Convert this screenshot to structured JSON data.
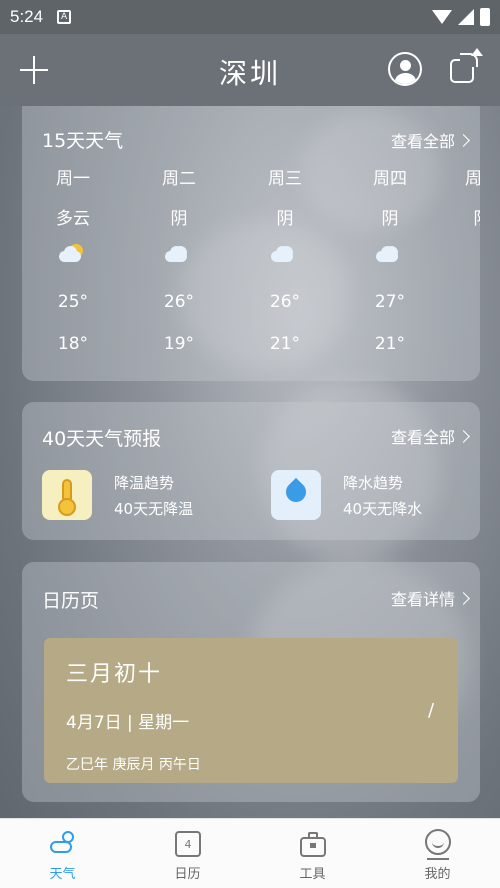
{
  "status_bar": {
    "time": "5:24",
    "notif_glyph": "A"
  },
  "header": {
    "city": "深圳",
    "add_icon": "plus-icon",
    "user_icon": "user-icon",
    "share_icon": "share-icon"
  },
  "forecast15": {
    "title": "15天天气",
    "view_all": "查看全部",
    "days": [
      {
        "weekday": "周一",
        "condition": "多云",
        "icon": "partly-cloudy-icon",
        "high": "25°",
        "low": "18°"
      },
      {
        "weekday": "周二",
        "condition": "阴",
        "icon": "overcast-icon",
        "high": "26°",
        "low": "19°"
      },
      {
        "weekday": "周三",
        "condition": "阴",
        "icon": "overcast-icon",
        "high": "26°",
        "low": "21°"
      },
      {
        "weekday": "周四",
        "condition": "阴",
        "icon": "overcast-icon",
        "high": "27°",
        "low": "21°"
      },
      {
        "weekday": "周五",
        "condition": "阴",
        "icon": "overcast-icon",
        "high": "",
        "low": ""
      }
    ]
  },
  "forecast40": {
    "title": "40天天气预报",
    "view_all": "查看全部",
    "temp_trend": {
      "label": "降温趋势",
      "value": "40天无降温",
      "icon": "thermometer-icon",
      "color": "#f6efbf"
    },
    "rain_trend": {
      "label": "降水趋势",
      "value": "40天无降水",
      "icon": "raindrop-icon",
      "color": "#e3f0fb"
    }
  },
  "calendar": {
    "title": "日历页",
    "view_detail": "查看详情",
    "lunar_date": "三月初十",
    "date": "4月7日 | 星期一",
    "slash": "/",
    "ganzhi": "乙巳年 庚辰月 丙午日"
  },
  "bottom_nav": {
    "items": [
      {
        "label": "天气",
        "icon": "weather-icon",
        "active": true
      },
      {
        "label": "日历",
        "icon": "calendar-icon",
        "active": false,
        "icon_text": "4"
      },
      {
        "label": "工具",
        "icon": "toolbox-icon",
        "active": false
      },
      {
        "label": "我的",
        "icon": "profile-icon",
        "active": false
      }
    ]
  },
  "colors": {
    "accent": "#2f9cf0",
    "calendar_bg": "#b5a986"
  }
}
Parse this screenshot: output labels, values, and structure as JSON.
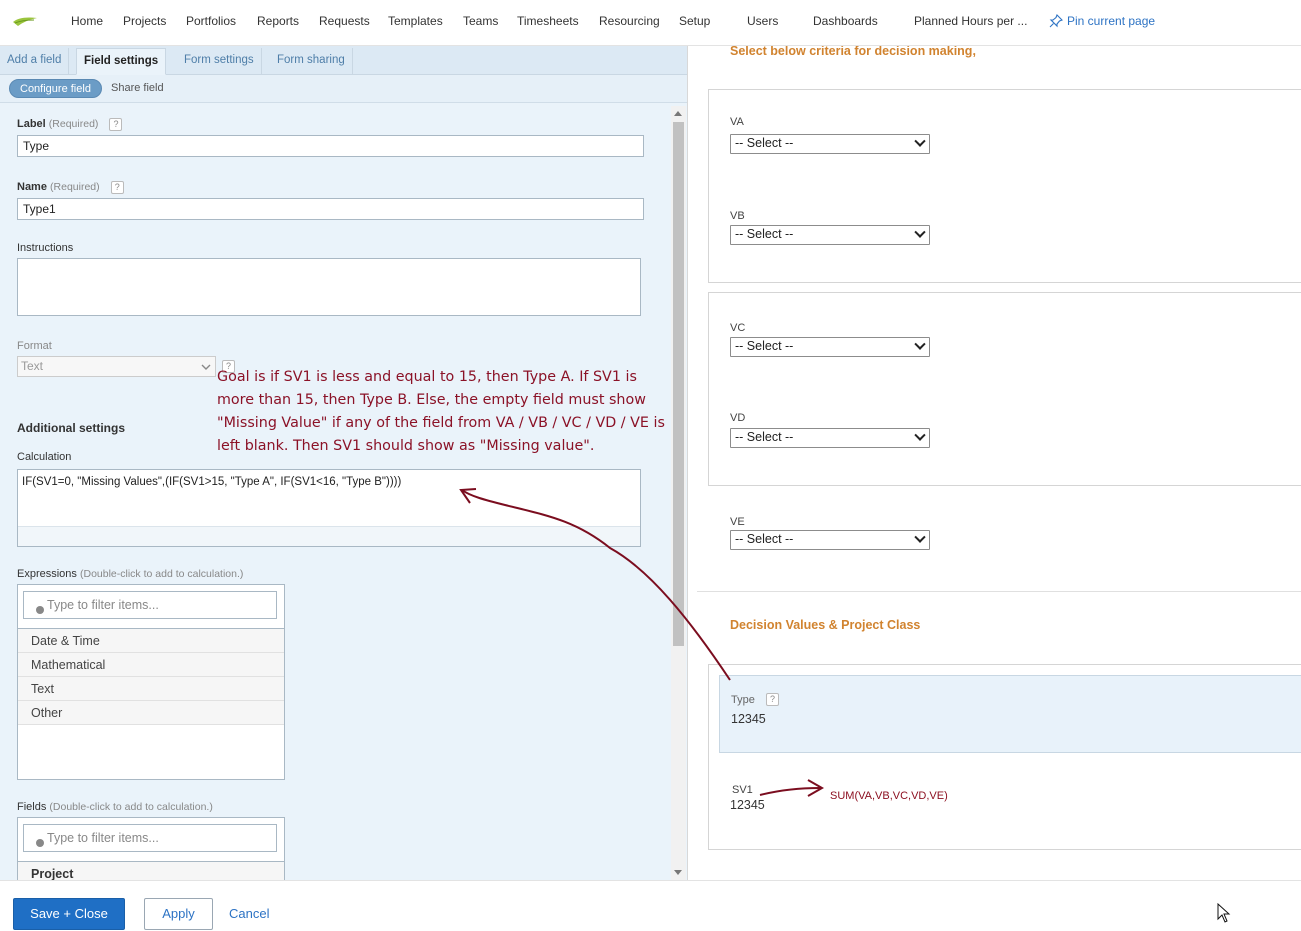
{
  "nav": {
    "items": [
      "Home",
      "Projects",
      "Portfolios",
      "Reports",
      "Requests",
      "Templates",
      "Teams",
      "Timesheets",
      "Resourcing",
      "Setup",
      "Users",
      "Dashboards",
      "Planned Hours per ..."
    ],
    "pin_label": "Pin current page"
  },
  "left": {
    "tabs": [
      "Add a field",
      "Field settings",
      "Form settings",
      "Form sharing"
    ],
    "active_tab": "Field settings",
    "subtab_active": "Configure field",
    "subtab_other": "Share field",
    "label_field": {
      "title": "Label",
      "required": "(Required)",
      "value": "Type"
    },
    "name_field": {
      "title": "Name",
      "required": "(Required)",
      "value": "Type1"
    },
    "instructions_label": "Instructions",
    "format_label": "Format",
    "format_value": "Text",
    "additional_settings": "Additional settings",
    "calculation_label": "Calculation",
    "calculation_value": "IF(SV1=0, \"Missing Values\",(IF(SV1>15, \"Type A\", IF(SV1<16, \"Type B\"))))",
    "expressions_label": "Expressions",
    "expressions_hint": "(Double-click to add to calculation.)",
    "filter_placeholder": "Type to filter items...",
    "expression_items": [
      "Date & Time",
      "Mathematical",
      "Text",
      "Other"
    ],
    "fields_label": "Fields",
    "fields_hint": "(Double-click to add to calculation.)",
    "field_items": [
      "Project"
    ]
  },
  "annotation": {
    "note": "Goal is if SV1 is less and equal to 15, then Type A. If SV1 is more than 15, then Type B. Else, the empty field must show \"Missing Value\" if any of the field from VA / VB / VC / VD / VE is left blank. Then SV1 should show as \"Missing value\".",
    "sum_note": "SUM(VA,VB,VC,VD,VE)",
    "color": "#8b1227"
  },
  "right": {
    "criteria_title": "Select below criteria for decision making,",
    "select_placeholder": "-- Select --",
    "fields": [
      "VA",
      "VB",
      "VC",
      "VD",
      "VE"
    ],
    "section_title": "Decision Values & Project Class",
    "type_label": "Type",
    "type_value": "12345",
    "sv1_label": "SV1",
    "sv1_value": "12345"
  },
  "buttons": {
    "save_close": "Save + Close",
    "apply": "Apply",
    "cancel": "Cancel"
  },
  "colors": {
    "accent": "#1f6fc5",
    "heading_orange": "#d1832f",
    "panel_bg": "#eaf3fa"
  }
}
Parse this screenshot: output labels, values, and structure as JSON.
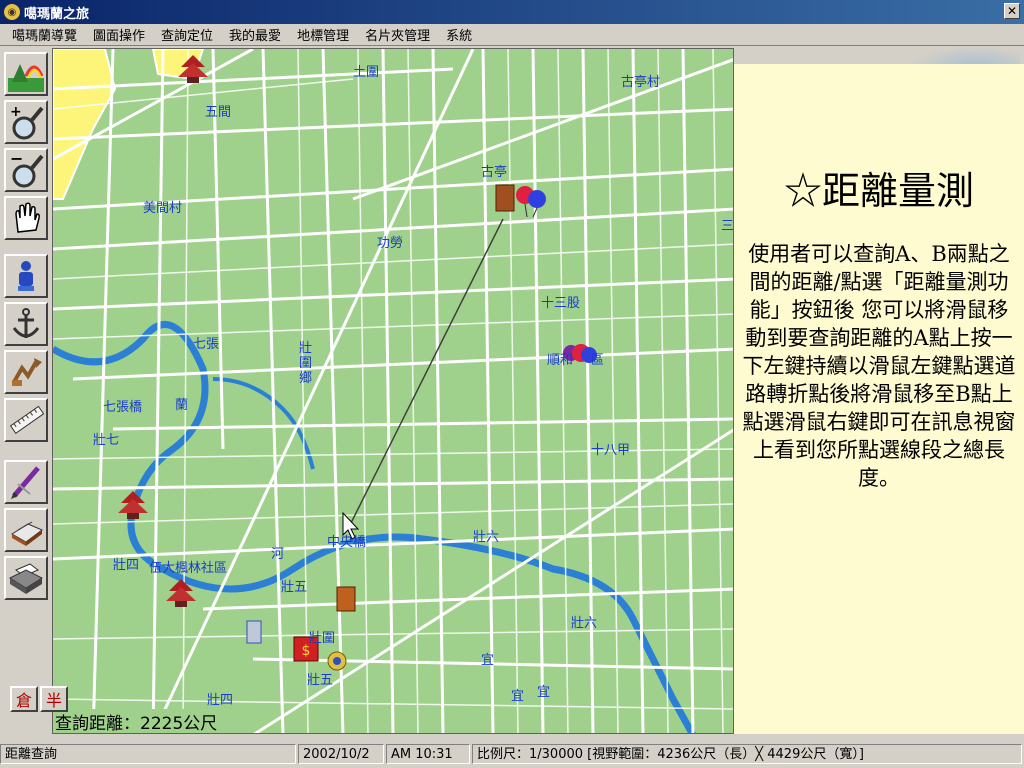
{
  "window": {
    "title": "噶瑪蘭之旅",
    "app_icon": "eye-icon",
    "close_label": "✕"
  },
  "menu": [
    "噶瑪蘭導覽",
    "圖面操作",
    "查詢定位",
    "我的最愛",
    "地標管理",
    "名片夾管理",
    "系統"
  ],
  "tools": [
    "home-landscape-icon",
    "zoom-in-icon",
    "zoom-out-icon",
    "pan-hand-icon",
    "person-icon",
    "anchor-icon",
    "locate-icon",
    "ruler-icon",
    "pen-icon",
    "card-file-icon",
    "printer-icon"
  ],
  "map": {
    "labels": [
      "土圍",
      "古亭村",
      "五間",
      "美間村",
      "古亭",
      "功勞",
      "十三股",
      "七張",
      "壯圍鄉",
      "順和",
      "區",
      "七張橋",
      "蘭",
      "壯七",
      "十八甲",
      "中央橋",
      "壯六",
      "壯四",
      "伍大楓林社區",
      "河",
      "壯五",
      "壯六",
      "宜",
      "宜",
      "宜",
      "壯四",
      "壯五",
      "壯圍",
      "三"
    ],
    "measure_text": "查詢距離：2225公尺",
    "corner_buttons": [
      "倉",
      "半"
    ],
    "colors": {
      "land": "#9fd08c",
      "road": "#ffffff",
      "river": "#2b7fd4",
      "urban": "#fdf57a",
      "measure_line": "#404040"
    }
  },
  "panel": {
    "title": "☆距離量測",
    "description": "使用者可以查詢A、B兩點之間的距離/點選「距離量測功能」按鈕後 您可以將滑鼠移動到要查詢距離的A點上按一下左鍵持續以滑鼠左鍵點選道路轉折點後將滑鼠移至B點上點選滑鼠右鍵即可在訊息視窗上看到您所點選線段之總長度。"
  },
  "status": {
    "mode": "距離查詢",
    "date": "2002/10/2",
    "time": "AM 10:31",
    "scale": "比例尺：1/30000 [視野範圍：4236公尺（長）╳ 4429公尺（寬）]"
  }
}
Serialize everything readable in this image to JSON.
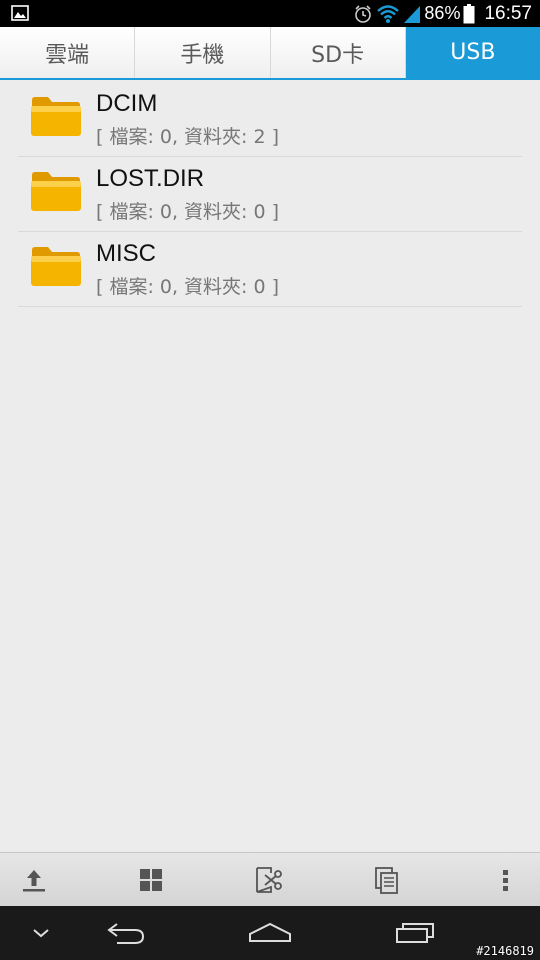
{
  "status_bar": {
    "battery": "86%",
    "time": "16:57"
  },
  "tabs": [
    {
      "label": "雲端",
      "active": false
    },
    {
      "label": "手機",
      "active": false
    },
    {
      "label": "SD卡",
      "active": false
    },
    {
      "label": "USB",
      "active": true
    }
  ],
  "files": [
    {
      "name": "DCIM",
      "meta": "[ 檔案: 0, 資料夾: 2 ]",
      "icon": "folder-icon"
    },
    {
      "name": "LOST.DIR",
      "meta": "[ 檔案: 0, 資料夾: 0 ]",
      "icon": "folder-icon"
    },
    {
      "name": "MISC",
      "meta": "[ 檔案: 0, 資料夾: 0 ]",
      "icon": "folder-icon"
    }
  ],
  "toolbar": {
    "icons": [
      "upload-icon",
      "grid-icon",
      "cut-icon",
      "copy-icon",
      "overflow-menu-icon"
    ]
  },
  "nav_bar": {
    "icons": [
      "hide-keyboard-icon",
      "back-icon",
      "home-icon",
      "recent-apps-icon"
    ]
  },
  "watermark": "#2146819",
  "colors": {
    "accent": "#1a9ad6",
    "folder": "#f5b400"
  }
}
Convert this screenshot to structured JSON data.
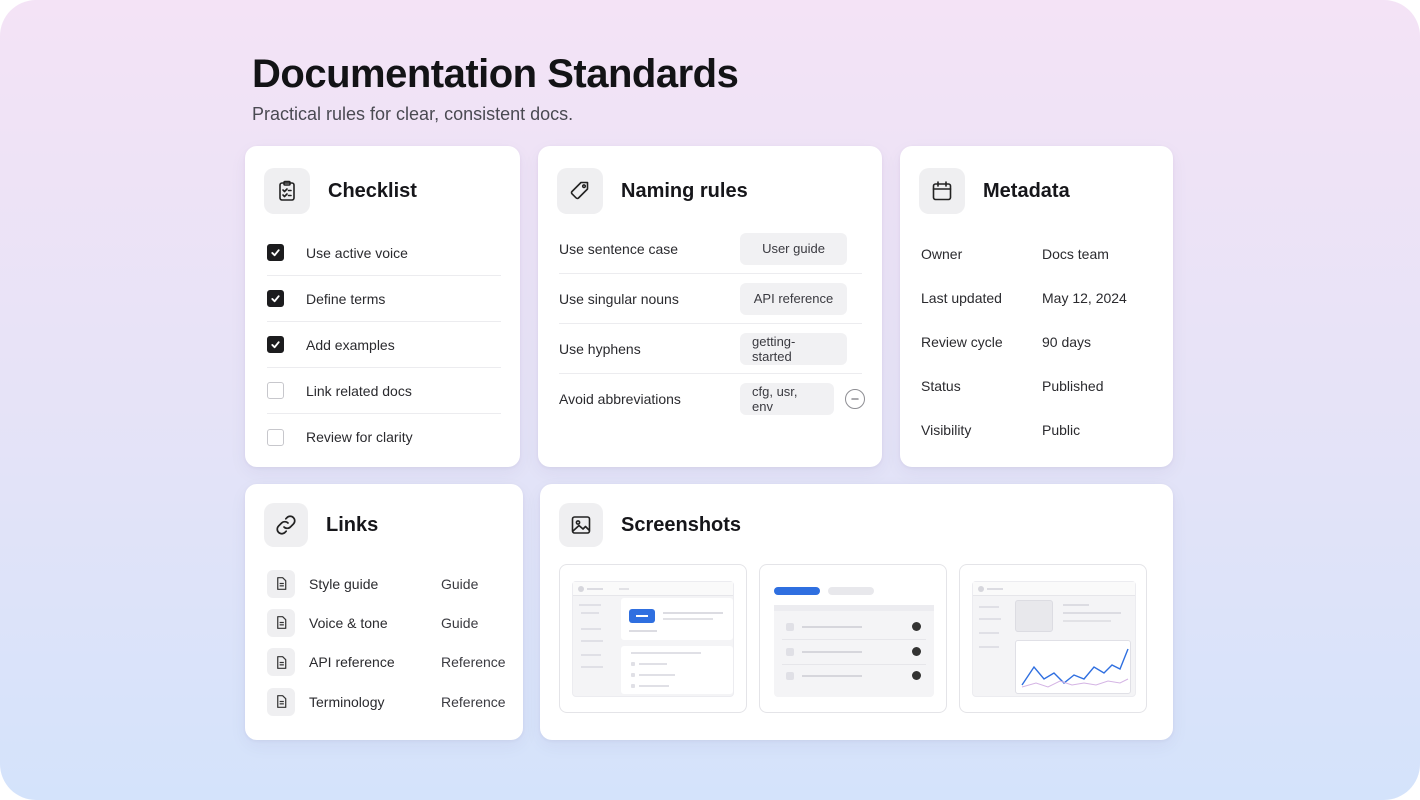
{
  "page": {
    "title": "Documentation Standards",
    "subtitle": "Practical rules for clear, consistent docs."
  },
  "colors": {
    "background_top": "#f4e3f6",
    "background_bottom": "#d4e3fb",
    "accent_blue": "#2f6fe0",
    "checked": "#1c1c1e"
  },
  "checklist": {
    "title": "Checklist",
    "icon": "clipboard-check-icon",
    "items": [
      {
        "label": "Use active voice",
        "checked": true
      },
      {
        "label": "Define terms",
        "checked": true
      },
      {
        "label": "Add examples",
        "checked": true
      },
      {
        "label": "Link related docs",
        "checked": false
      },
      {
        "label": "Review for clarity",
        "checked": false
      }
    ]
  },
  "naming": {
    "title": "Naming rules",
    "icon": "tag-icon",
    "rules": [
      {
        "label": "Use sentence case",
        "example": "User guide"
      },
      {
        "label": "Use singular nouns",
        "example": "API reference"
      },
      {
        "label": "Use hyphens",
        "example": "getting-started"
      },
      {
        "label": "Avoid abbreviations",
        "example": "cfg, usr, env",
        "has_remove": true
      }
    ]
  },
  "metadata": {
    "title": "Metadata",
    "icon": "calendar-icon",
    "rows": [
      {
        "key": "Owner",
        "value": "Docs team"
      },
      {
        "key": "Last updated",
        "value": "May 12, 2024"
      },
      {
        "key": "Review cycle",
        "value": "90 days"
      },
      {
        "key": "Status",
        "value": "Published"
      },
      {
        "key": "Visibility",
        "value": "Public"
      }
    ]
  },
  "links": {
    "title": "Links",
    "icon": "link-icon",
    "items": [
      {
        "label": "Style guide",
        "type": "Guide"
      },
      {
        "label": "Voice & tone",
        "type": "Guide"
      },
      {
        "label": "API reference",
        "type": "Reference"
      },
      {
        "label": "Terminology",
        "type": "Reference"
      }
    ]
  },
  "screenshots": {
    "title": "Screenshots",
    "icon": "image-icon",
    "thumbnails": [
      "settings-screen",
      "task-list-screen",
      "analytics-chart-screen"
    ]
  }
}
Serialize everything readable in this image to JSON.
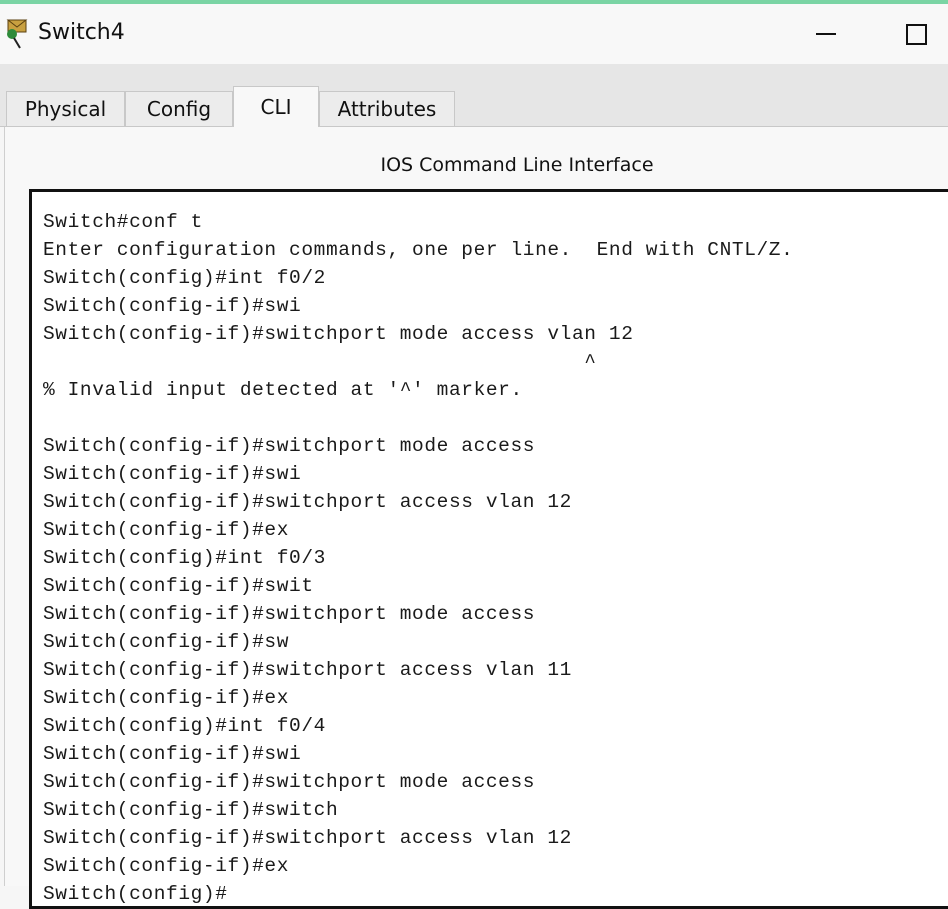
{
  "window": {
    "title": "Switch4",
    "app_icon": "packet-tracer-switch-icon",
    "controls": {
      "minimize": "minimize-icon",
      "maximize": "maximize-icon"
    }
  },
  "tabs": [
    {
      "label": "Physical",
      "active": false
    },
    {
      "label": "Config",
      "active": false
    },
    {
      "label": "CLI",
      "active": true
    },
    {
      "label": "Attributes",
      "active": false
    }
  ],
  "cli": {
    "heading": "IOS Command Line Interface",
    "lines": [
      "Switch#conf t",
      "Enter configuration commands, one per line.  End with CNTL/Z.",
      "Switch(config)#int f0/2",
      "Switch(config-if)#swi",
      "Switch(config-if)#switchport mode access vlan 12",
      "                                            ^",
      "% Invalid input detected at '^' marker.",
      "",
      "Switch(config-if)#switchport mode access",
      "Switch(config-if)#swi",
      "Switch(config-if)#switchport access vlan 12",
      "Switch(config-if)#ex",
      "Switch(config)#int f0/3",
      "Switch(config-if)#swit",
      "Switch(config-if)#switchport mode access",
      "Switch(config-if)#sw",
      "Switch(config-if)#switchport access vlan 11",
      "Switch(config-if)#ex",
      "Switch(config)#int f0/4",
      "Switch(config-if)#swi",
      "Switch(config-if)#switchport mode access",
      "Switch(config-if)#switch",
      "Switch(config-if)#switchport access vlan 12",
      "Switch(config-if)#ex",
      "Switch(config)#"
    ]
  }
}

# Request
In how many lines of the data does the string "left" appear? Give only the number.

# Solution for this exercise
2